Collected data entries:
[Begin]

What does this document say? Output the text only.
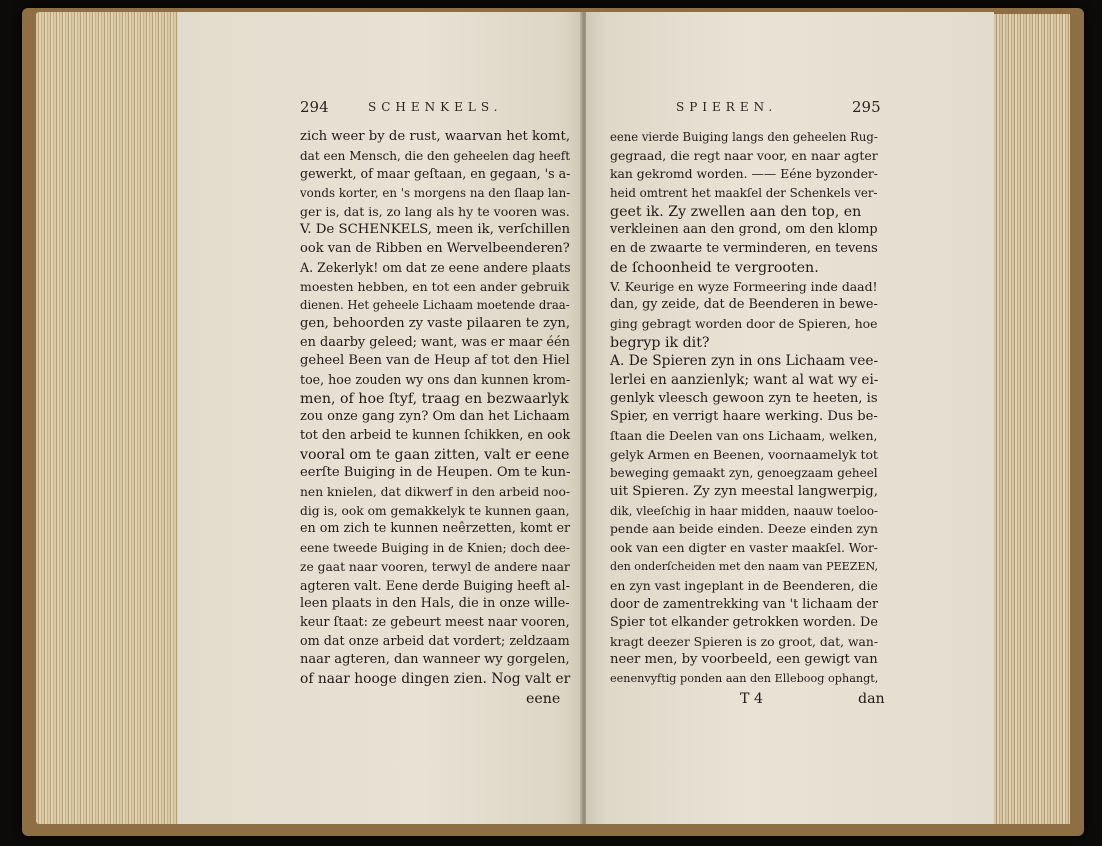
294	SCHENKELS.
zich weer by de rust, waarvan het komt,
dat een Mensch, die den geheelen dag heeft
gewerkt, of maar geſtaan, en gegaan, 's a-
vonds korter, en 's morgens na den ſlaap lan-
ger is, dat is, zo lang als hy te vooren was.
V. De SCHENKELS, meen ik, verſchillen
ook van de Ribben en Wervelbeenderen?
A. Zekerlyk! om dat ze eene andere plaats
moesten hebben, en tot een ander gebruik
dienen. Het geheele Lichaam moetende draa-
gen, behoorden zy vaste pilaaren te zyn,
en daarby geleed; want, was er maar één
geheel Been van de Heup af tot den Hiel
toe, hoe zouden wy ons dan kunnen krom-
men, of hoe ſtyf, traag en bezwaarlyk
zou onze gang zyn? Om dan het Lichaam
tot den arbeid te kunnen ſchikken, en ook
vooral om te gaan zitten, valt er eene
eerſte Buiging in de Heupen. Om te kun-
nen knielen, dat dikwerf in den arbeid noo-
dig is, ook om gemakkelyk te kunnen gaan,
en om zich te kunnen neêrzetten, komt er
eene tweede Buiging in de Knien; doch dee-
ze gaat naar vooren, terwyl de andere naar
agteren valt. Eene derde Buiging heeft al-
leen plaats in den Hals, die in onze wille-
keur ſtaat: ze gebeurt meest naar vooren,
om dat onze arbeid dat vordert; zeldzaam
naar agteren, dan wanneer wy gorgelen,
of naar hooge dingen zien. Nog valt er
eene
SPIEREN.	295
eene vierde Buiging langs den geheelen Rug-
gegraad, die regt naar voor, en naar agter
kan gekromd worden. —— Eéne byzonder-
heid omtrent het maakſel der Schenkels ver-
geet ik. Zy zwellen aan den top, en
verkleinen aan den grond, om den klomp
en de zwaarte te verminderen, en tevens
de ſchoonheid te vergrooten.
V. Keurige en wyze Formeering inde daad!
dan, gy zeide, dat de Beenderen in bewe-
ging gebragt worden door de Spieren, hoe
begryp ik dit?
A. De Spieren zyn in ons Lichaam vee-
lerlei en aanzienlyk; want al wat wy ei-
genlyk vleesch gewoon zyn te heeten, is
Spier, en verrigt haare werking. Dus be-
ſtaan die Deelen van ons Lichaam, welken,
gelyk Armen en Beenen, voornaamelyk tot
beweging gemaakt zyn, genoegzaam geheel
uit Spieren. Zy zyn meestal langwerpig,
dik, vleeſchig in haar midden, naauw toeloo-
pende aan beide einden. Deeze einden zyn
ook van een digter en vaster maakſel. Wor-
den onderſcheiden met den naam van PEEZEN,
en zyn vast ingeplant in de Beenderen, die
door de zamentrekking van 't lichaam der
Spier tot elkander getrokken worden. De
kragt deezer Spieren is zo groot, dat, wan-
neer men, by voorbeeld, een gewigt van
eenenvyftig ponden aan den Elleboog ophangt,
T 4	dan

[End]

* [WRITTEN INSTRUCTION]: Check each line above for "want" and return the ones that have it.

* [FULL RESPONSE]:
en daarby geleed; want, was er maar één
lerlei en aanzienlyk; want al wat wy ei-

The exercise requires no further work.